▸ **GIVEN REQUEST**: Reproduce each line from the records that holds "High".

====== INPUT DATA

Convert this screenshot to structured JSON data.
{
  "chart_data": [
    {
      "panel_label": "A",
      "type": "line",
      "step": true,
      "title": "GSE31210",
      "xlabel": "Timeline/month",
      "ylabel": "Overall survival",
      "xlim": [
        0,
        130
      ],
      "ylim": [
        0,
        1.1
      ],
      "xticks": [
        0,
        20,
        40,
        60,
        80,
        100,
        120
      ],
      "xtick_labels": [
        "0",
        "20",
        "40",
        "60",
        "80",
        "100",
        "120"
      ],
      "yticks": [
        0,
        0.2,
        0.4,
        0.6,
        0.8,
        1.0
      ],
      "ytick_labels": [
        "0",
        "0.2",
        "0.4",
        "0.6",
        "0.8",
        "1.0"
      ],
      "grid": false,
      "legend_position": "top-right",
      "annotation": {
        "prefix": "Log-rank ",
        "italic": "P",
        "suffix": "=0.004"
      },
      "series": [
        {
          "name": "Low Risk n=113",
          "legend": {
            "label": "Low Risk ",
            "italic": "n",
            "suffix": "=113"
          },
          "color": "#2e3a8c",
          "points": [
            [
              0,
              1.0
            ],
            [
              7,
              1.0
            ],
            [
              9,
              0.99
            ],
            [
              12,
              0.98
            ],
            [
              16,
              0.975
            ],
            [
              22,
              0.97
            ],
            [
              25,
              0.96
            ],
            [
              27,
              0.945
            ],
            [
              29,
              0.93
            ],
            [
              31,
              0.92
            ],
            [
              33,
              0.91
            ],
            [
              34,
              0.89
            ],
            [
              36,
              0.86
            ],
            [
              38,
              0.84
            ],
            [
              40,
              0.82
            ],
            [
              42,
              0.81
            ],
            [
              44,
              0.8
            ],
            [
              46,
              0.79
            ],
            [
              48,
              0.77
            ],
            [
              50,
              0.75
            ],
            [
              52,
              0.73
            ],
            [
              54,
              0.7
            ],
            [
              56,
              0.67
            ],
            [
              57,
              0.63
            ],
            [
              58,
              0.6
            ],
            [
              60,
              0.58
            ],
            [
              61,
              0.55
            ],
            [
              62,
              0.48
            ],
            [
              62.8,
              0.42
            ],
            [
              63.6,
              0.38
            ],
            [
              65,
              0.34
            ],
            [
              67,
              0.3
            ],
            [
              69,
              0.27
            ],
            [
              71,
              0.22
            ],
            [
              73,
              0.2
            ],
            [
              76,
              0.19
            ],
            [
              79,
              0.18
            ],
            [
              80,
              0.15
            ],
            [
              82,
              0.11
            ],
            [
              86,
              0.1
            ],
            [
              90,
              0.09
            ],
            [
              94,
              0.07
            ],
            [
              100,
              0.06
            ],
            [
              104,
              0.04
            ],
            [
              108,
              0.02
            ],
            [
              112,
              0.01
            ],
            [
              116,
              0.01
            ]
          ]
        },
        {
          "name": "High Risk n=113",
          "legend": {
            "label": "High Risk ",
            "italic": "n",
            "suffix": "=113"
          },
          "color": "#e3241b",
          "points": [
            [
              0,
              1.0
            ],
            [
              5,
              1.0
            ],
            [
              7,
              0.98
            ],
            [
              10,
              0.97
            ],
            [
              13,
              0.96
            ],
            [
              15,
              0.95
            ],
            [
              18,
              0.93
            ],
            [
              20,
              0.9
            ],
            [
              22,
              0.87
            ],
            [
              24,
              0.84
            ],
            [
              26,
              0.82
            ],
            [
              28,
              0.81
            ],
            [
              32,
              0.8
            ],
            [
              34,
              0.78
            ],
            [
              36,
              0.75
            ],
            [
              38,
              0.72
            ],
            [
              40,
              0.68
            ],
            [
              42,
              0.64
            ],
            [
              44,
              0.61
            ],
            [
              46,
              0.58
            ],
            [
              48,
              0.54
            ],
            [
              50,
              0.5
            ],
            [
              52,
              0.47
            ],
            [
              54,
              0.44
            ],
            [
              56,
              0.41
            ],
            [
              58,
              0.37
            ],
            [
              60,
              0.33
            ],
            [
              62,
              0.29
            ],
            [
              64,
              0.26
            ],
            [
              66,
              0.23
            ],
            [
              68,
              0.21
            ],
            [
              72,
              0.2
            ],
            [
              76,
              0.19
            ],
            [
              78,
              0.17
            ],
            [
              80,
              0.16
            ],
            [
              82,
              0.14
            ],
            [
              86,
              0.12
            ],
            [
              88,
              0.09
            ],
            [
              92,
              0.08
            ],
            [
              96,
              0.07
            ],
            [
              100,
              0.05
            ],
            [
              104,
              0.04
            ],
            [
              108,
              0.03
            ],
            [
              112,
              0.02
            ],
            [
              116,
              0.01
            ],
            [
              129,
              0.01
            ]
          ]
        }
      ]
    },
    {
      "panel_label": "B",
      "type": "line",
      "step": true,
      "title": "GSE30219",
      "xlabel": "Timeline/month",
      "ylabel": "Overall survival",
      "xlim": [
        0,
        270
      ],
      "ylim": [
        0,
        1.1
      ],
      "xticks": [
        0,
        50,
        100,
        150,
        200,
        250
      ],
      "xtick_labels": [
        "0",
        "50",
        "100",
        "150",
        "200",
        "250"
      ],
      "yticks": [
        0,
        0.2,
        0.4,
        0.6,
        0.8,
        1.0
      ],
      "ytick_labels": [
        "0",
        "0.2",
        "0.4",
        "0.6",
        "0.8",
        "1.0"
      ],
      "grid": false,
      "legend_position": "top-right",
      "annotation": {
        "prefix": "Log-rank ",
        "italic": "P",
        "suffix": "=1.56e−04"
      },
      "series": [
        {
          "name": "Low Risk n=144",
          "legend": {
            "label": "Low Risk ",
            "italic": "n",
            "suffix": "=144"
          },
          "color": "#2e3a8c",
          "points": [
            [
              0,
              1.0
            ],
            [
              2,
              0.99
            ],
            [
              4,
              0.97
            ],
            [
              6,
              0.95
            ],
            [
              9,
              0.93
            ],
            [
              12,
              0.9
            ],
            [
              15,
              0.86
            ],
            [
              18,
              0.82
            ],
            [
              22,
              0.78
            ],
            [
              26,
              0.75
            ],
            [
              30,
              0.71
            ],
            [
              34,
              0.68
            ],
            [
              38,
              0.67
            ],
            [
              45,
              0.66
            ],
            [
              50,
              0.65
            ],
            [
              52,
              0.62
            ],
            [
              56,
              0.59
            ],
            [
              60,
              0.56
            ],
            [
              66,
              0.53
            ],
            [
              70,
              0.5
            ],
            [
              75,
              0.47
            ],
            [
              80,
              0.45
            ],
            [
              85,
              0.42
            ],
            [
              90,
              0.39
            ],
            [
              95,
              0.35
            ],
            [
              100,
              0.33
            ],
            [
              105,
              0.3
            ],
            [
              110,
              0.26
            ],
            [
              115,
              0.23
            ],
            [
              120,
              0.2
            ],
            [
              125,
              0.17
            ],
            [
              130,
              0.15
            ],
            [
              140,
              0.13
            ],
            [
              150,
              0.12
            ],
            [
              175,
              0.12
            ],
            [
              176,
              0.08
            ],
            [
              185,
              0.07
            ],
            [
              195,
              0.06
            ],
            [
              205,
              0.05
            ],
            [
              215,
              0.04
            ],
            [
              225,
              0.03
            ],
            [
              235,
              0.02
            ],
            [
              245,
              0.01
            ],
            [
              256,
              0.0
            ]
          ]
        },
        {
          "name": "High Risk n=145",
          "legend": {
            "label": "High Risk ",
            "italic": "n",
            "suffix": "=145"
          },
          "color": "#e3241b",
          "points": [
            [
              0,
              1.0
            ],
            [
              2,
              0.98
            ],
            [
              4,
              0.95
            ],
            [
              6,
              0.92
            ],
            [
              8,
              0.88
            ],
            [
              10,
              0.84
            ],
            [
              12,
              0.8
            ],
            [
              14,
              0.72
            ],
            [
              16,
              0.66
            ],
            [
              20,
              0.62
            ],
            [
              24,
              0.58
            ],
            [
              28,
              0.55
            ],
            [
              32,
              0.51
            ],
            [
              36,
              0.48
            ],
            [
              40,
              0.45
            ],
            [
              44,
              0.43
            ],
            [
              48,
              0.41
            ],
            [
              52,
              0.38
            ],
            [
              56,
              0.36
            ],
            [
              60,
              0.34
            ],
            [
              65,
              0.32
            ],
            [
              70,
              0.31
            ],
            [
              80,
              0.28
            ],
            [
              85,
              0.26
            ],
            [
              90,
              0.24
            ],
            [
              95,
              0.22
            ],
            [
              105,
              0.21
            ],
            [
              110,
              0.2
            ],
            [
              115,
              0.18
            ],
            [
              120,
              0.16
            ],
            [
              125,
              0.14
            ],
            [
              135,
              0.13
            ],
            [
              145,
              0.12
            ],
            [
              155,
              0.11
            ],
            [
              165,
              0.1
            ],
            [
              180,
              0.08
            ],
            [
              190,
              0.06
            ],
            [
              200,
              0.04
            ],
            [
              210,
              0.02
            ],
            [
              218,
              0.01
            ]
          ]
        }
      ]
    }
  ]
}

============

▸ **TASK ANSWER**:
          "name": "High Risk n=113",
            "label": "High Risk ",
          "name": "High Risk n=145",
            "label": "High Risk ",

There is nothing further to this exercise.